Text vs. Email for Fundraising: Why the Channel Decides Your Reach
Anton Slav
on
June 27, 2026
Text vs. Email for Fundraising: Why the Channel Decides Your Reach
The short answer: the channel you ask through decides how many people ever see the ask — and being seen is most of the battle. Texts get opened around 98% of the time; fundraising emails, closer to 20%. Same family list, several times the eyes. A text-first campaign puts each participant’s ask in front of far more of their network, which is why it raises more per person.
Based on general marketing open-rate data and GroupFund’s analysis of $60M+ raised across 8,000+ school and youth fundraisers.
Reach is half of every fundraiser
Your total comes down to a simple chain: how many participants share × how many of their people see the ask × how easily those people can give. The middle link — reach — is where most fundraisers quietly lose money, and reach is decided almost entirely by channel.
You can have a fully-participating roster and a great cause, but if the ask lands in an inbox nobody opens, it never had a chance. Getting the message seen is the whole game, and that’s a channel decision.
The open-rate gap
Across marketing data, the numbers aren’t close:
- Text messages: opened roughly 98% of the time, usually within minutes.
- Email: opened around 20% for typical promotional and fundraising sends — and the other 80% sit unread next to coupons and newsletters, or never leave the promotions tab at all.
Put that in fundraising terms: send the same ask to the same families, and a text reaches almost all of them while an email reaches a handful. You didn’t change your supporters or your cause — just the channel — and you multiplied your reach.

+--

## QUESTIONS ON THE MATERIAL
**a.** Revise the part of the fundraising article that opens with the words "Reach is half" and closes with "entirely by channel.", putting "medium" in place of "channel".
**b.** Answer these questions about the fundraising article:
(i) Roughly what share of text messages get opened?
(ii) How much money and how many fundraisers did GroupFund's analysis cover?
(iii) Which link in the fundraising chain is reach?
**c.** Proceed with the fundraising article from its last sentence, writing what comes next.
The records that come next have no connection to the fundraising article.

## DATASET
+--

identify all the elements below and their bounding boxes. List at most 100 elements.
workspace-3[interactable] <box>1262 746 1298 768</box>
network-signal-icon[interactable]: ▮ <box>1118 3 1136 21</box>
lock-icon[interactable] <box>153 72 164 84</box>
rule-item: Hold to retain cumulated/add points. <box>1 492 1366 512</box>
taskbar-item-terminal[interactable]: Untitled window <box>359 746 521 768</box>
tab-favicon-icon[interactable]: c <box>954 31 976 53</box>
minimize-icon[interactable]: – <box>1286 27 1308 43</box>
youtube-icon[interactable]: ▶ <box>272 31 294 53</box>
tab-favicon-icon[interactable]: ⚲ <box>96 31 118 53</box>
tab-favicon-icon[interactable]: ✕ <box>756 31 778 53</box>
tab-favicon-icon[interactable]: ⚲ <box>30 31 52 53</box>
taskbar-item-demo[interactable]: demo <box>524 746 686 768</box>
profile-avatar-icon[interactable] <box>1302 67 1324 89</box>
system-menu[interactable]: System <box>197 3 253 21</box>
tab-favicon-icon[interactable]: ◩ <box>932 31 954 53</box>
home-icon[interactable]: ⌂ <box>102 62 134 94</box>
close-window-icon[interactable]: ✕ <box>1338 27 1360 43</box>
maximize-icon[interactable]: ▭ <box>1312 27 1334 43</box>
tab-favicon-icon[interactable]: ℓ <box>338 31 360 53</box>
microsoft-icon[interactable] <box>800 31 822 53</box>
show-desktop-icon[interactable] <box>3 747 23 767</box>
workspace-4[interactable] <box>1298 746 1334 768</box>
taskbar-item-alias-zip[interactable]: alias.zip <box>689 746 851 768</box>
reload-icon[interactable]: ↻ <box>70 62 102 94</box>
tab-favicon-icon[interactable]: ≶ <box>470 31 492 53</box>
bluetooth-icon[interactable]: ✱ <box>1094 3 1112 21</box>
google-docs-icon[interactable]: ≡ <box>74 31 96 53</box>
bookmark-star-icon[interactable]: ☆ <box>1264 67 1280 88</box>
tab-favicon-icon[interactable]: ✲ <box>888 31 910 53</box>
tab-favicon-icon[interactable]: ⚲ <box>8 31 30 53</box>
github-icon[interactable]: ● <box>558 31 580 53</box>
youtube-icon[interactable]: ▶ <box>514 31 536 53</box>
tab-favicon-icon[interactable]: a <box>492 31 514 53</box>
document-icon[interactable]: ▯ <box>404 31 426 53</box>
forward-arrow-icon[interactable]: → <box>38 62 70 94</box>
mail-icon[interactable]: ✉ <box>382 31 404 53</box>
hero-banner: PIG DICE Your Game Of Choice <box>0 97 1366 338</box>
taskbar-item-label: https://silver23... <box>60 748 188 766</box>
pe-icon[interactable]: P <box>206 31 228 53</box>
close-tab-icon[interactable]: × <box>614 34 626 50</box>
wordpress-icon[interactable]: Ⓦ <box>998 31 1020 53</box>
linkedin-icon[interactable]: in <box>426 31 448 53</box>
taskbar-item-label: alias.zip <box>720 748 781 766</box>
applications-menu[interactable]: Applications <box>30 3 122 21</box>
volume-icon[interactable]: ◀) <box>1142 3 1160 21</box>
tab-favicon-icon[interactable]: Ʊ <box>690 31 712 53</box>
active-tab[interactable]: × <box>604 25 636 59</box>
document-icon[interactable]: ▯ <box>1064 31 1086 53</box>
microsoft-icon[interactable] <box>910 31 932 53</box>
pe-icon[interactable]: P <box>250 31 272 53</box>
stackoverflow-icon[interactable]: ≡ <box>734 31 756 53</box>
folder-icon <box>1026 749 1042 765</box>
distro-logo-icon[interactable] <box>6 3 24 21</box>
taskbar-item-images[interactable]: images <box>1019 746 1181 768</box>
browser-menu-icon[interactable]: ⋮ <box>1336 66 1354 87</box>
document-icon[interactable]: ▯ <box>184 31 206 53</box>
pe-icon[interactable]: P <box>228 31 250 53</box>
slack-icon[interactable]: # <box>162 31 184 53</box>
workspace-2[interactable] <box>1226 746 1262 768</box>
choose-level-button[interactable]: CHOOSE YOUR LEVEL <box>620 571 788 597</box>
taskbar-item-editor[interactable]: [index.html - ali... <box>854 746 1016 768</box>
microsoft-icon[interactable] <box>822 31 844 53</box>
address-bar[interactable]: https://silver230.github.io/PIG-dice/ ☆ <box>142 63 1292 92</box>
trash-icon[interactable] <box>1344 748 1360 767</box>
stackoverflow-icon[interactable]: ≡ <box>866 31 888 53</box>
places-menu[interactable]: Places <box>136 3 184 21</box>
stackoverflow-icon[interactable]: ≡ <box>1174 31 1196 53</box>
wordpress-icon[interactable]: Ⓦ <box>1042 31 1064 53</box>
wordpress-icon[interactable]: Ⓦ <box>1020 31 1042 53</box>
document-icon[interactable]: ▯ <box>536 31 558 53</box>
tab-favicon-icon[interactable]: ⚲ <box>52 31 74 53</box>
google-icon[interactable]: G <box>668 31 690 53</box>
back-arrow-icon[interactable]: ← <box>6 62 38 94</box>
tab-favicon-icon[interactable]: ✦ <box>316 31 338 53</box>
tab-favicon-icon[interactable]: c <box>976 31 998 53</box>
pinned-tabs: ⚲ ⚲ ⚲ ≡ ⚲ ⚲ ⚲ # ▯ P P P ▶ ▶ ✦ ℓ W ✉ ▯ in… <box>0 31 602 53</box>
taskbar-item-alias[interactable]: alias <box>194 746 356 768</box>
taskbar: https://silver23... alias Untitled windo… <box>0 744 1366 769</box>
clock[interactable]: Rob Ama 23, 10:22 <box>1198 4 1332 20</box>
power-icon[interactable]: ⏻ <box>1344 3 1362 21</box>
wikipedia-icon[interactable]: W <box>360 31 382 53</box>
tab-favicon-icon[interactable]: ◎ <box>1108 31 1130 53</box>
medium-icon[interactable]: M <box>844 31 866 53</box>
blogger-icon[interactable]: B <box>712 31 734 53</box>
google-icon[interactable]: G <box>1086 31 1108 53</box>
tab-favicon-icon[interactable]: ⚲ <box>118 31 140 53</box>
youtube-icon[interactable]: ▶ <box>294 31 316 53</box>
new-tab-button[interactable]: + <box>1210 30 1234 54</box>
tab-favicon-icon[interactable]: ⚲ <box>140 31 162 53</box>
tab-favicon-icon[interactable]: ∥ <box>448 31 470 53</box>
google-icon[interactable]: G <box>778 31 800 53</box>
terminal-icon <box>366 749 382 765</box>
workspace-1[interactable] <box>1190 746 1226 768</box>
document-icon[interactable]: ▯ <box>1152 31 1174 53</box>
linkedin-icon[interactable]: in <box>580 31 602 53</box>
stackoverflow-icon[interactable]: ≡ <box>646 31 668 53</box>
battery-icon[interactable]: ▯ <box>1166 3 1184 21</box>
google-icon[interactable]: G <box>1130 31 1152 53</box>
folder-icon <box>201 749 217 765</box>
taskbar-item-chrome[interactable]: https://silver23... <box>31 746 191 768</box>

+--

## PER-TASK ANSWERS
**a.**
Reach is half of every fundraiser
Your total comes down to a simple chain: how many participants share × how many of their people see the ask × how easily those people can give. The middle link — reach — is where most fundraisers quietly lose money, and reach is decided almost entirely by medium.

**b.**
(i) Roughly 98%.
(ii) More than $60M across more than 8,000 school and youth fundraisers.
(iii) The middle link.

**c.**
Why email leaks so badly
Email was built for a different job. Fundraising emails compete with every newsletter, receipt, and promotion in a crowded inbox; they get filtered into tabs, caught by spam, or buried before anyone scrolls. Even a supporter who wants to give often never sees the message, or sees it days late — after the first-week momentum has already passed. In a campaign where 62% of donations land in the first seven days, a channel that’s slow and easily missed costs you the most valuable window you have.
Why text fits how fundraisers actually spread
Fundraisers move through personal networks, and personal networks live on text. A text feels like a message from a person, not a blast from an organization — so it gets opened, and it gets forwarded. A participant shares a link in five seconds; a supporter forwards it to a sibling; it ripples outward the way a fundraiser is supposed to.
And text closes the loop on the other half of per-participant results — ease. A tap on a link, a tap to pay with Apple Pay or Google Pay, done. No account, no card number, no friction between seeing the ask and giving. High reach plus low friction is exactly the combination that raises more per supporter.
Does email have any role?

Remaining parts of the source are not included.